(Extracted data entries)
__________

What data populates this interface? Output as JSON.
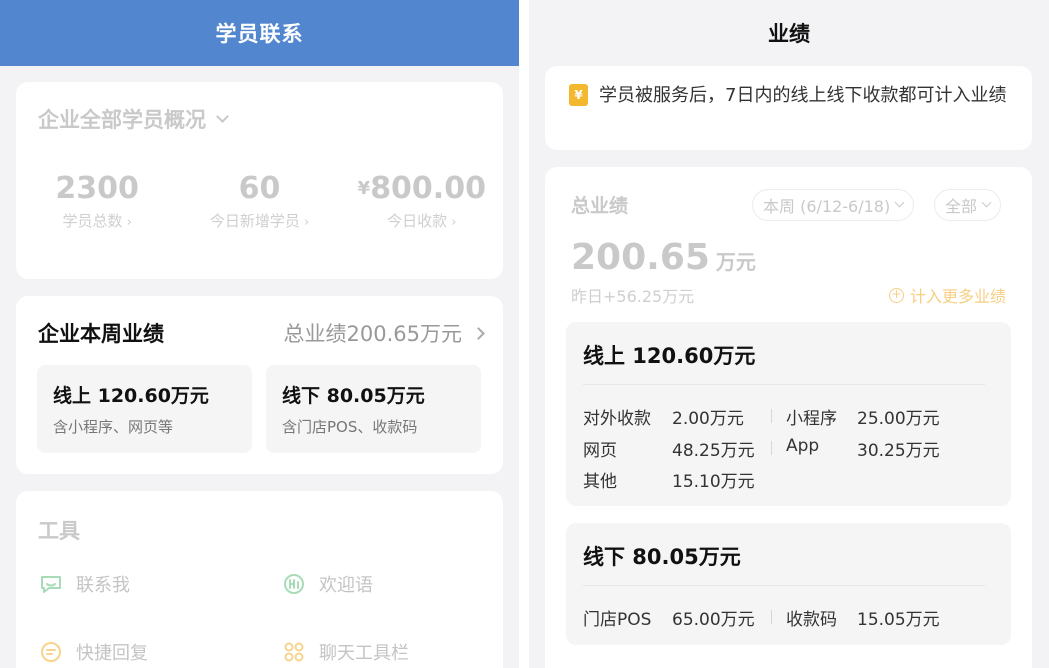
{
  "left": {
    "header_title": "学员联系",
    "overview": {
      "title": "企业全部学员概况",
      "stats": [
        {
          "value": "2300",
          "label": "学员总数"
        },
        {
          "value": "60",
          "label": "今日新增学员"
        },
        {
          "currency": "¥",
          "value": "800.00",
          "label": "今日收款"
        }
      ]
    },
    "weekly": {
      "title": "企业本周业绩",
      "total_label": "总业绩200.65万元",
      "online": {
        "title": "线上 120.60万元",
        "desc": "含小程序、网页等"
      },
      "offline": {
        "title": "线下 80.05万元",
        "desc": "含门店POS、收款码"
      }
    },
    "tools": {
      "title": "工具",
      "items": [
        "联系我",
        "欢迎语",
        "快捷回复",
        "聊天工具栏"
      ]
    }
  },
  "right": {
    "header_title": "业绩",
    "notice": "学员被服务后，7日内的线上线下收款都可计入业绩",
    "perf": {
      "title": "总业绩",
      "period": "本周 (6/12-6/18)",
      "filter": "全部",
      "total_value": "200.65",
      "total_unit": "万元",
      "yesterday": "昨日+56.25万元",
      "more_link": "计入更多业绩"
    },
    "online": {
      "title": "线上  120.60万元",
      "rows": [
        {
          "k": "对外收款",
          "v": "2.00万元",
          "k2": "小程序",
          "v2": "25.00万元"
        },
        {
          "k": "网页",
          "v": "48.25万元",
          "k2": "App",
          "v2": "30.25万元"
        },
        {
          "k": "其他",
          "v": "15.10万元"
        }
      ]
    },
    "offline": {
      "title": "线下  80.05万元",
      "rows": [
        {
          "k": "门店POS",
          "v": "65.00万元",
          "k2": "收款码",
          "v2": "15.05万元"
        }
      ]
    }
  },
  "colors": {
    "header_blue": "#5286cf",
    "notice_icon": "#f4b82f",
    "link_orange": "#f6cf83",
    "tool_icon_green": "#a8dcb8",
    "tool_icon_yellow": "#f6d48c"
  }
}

__________

#### Problem statement:
Quote the records above in full, dropping each picture.

#### Solution:
What data populates this interface? Output as JSON.
{
  "left": {
    "header_title": "学员联系",
    "overview": {
      "title": "企业全部学员概况",
      "stats": [
        {
          "value": "2300",
          "label": "学员总数"
        },
        {
          "value": "60",
          "label": "今日新增学员"
        },
        {
          "currency": "¥",
          "value": "800.00",
          "label": "今日收款"
        }
      ]
    },
    "weekly": {
      "title": "企业本周业绩",
      "total_label": "总业绩200.65万元",
      "online": {
        "title": "线上 120.60万元",
        "desc": "含小程序、网页等"
      },
      "offline": {
        "title": "线下 80.05万元",
        "desc": "含门店POS、收款码"
      }
    },
    "tools": {
      "title": "工具",
      "items": [
        "联系我",
        "欢迎语",
        "快捷回复",
        "聊天工具栏"
      ]
    }
  },
  "right": {
    "header_title": "业绩",
    "notice": "学员被服务后，7日内的线上线下收款都可计入业绩",
    "perf": {
      "title": "总业绩",
      "period": "本周 (6/12-6/18)",
      "filter": "全部",
      "total_value": "200.65",
      "total_unit": "万元",
      "yesterday": "昨日+56.25万元",
      "more_link": "计入更多业绩"
    },
    "online": {
      "title": "线上  120.60万元",
      "rows": [
        {
          "k": "对外收款",
          "v": "2.00万元",
          "k2": "小程序",
          "v2": "25.00万元"
        },
        {
          "k": "网页",
          "v": "48.25万元",
          "k2": "App",
          "v2": "30.25万元"
        },
        {
          "k": "其他",
          "v": "15.10万元"
        }
      ]
    },
    "offline": {
      "title": "线下  80.05万元",
      "rows": [
        {
          "k": "门店POS",
          "v": "65.00万元",
          "k2": "收款码",
          "v2": "15.05万元"
        }
      ]
    }
  },
  "colors": {
    "header_blue": "#5286cf",
    "notice_icon": "#f4b82f",
    "link_orange": "#f6cf83",
    "tool_icon_green": "#a8dcb8",
    "tool_icon_yellow": "#f6d48c"
  }
}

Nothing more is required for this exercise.